EXERCISE INSTRUCTIONS:
Every entry below should be transcribed exactly; pictures stay out of the copy.

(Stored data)

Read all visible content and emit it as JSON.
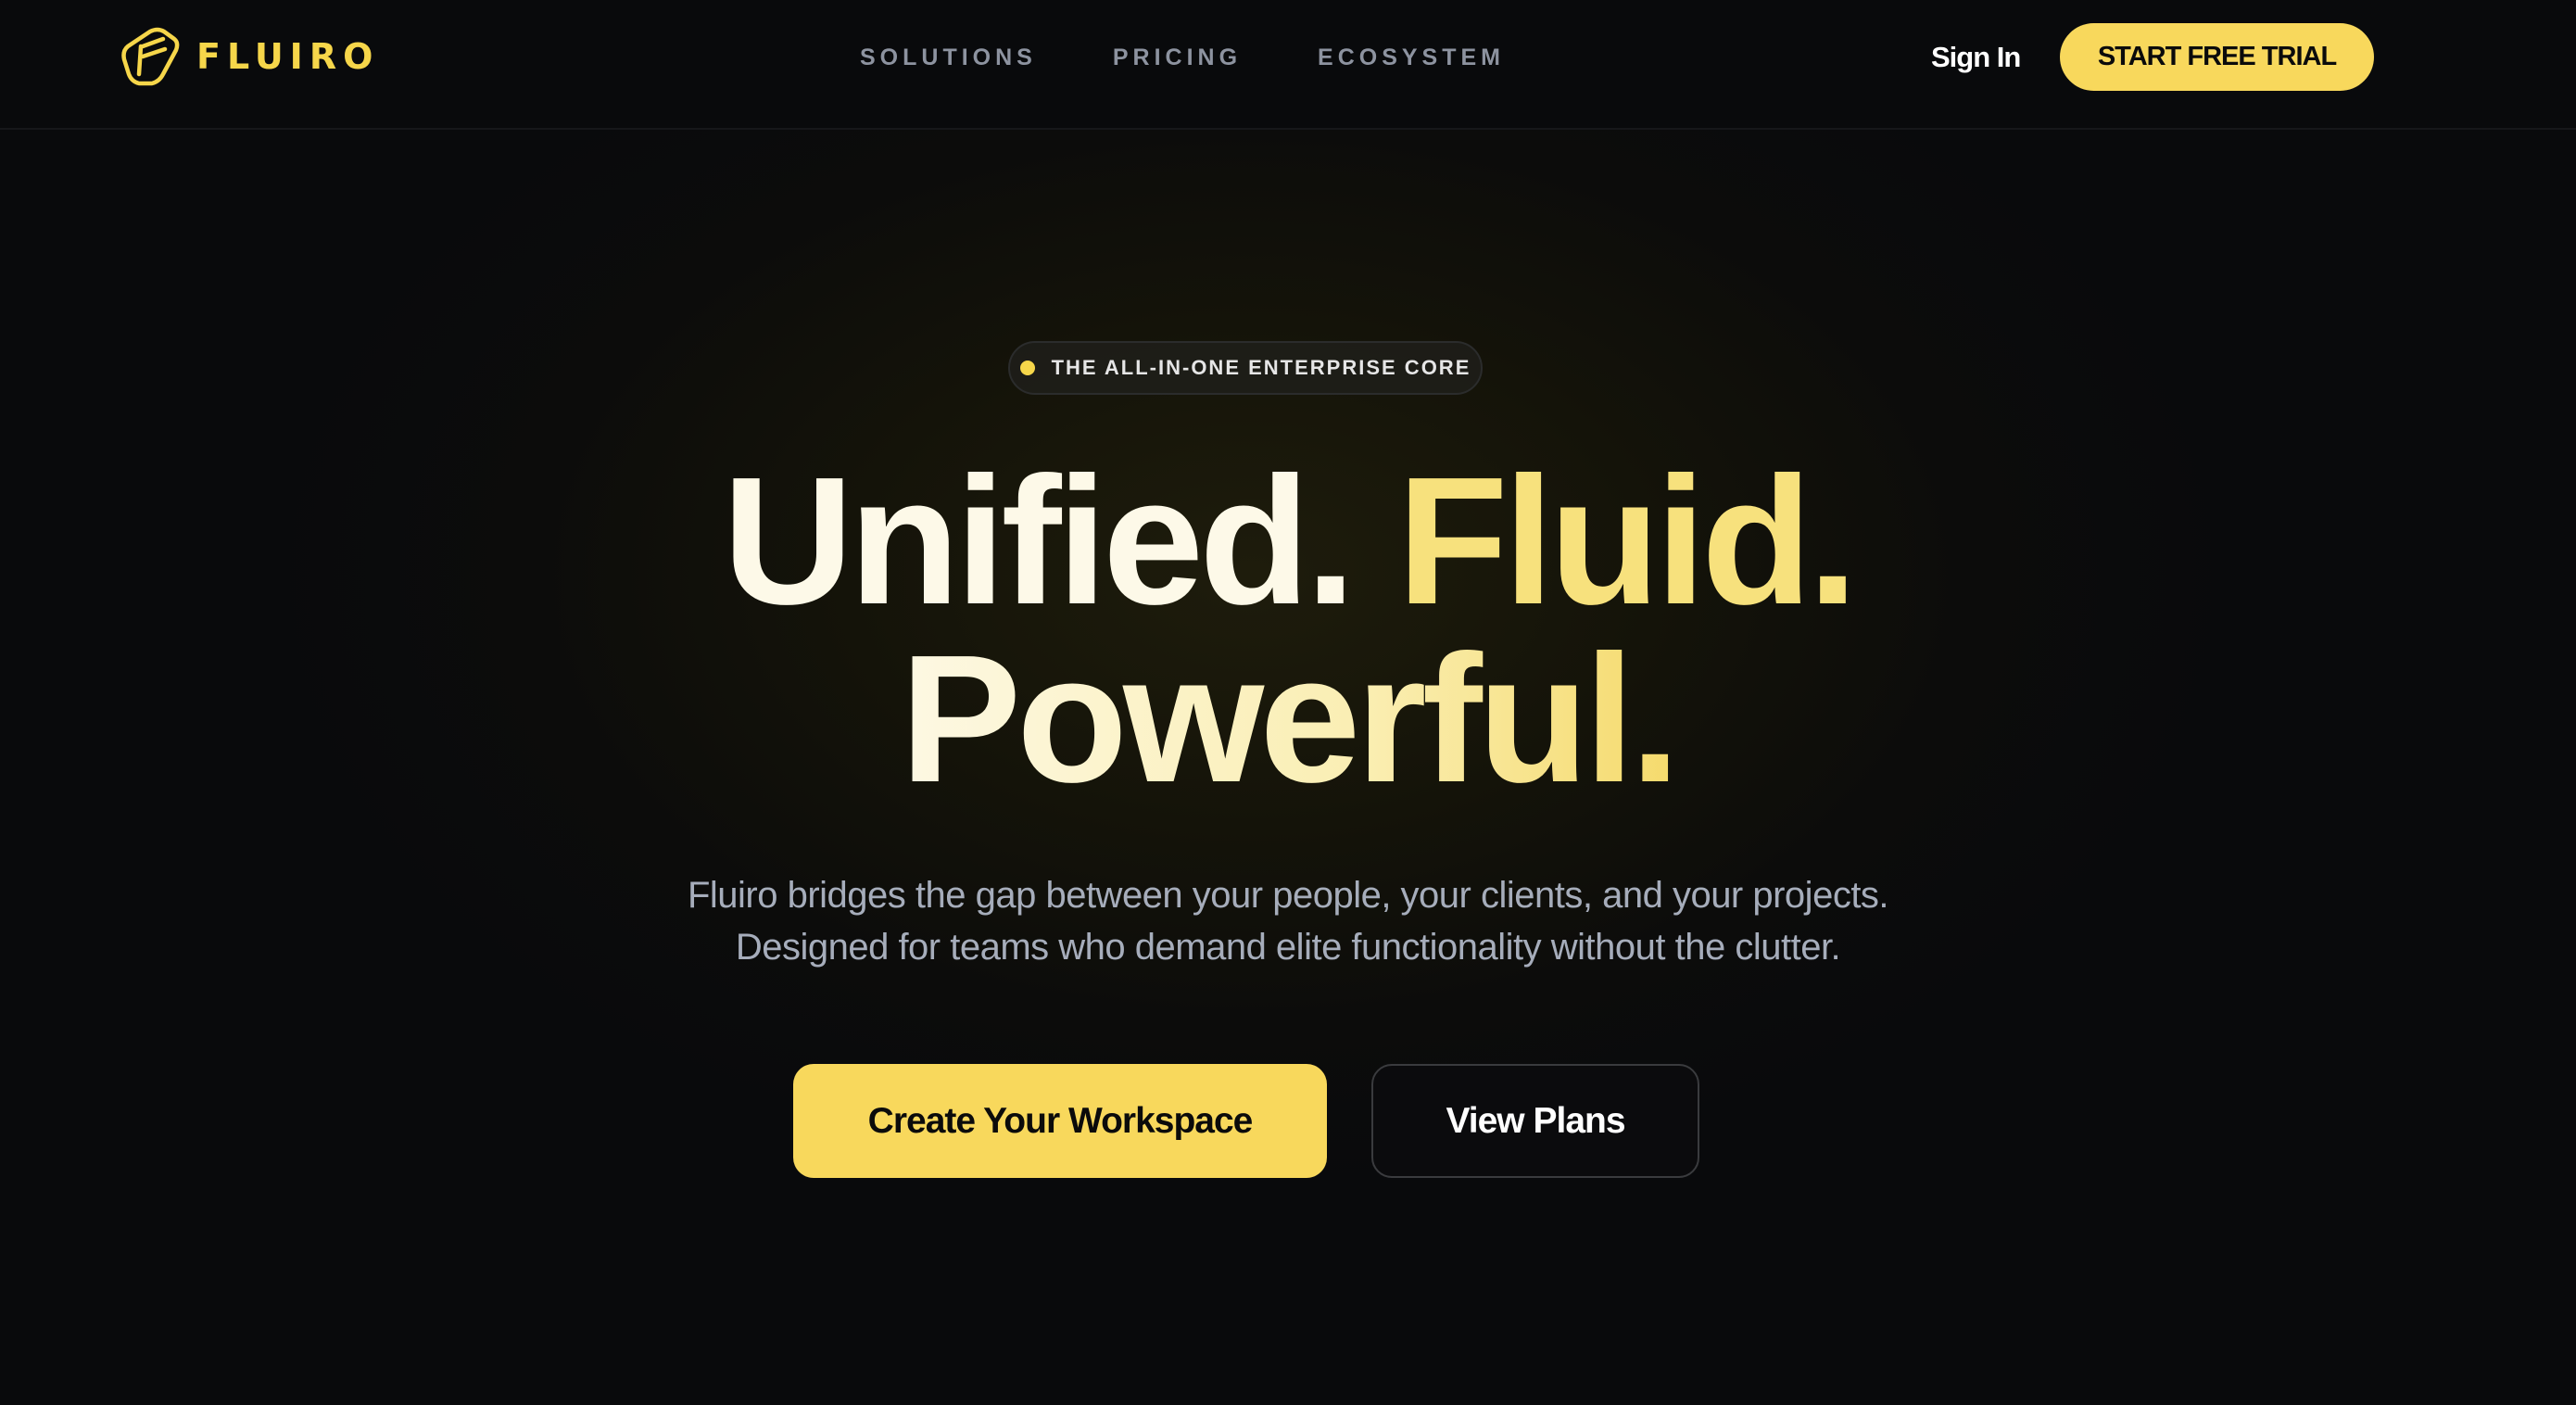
{
  "brand": {
    "name": "FLUIRO",
    "logo_icon": "fluiro-logo-icon",
    "color": "#f6d64a"
  },
  "nav": {
    "links": [
      {
        "label": "SOLUTIONS"
      },
      {
        "label": "PRICING"
      },
      {
        "label": "ECOSYSTEM"
      }
    ],
    "sign_in_label": "Sign In",
    "trial_label": "START FREE TRIAL"
  },
  "hero": {
    "eyebrow": "THE ALL-IN-ONE ENTERPRISE CORE",
    "headline": {
      "part1": "Unified.",
      "part2": "Fluid.",
      "part3": "Powerful."
    },
    "subtitle_line1": "Fluiro bridges the gap between your people, your clients, and your projects.",
    "subtitle_line2": "Designed for teams who demand elite functionality without the clutter.",
    "primary_cta": "Create Your Workspace",
    "secondary_cta": "View Plans"
  },
  "colors": {
    "accent": "#f8d85c",
    "background": "#090a0c",
    "muted_text": "#a6adbb"
  }
}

SOLUTION TO THE PROBLEM:
Read all visible content and emit it as JSON.
{
  "brand": {
    "name": "FLUIRO",
    "logo_icon": "fluiro-logo-icon",
    "color": "#f6d64a"
  },
  "nav": {
    "links": [
      {
        "label": "SOLUTIONS"
      },
      {
        "label": "PRICING"
      },
      {
        "label": "ECOSYSTEM"
      }
    ],
    "sign_in_label": "Sign In",
    "trial_label": "START FREE TRIAL"
  },
  "hero": {
    "eyebrow": "THE ALL-IN-ONE ENTERPRISE CORE",
    "headline": {
      "part1": "Unified.",
      "part2": "Fluid.",
      "part3": "Powerful."
    },
    "subtitle_line1": "Fluiro bridges the gap between your people, your clients, and your projects.",
    "subtitle_line2": "Designed for teams who demand elite functionality without the clutter.",
    "primary_cta": "Create Your Workspace",
    "secondary_cta": "View Plans"
  },
  "colors": {
    "accent": "#f8d85c",
    "background": "#090a0c",
    "muted_text": "#a6adbb"
  }
}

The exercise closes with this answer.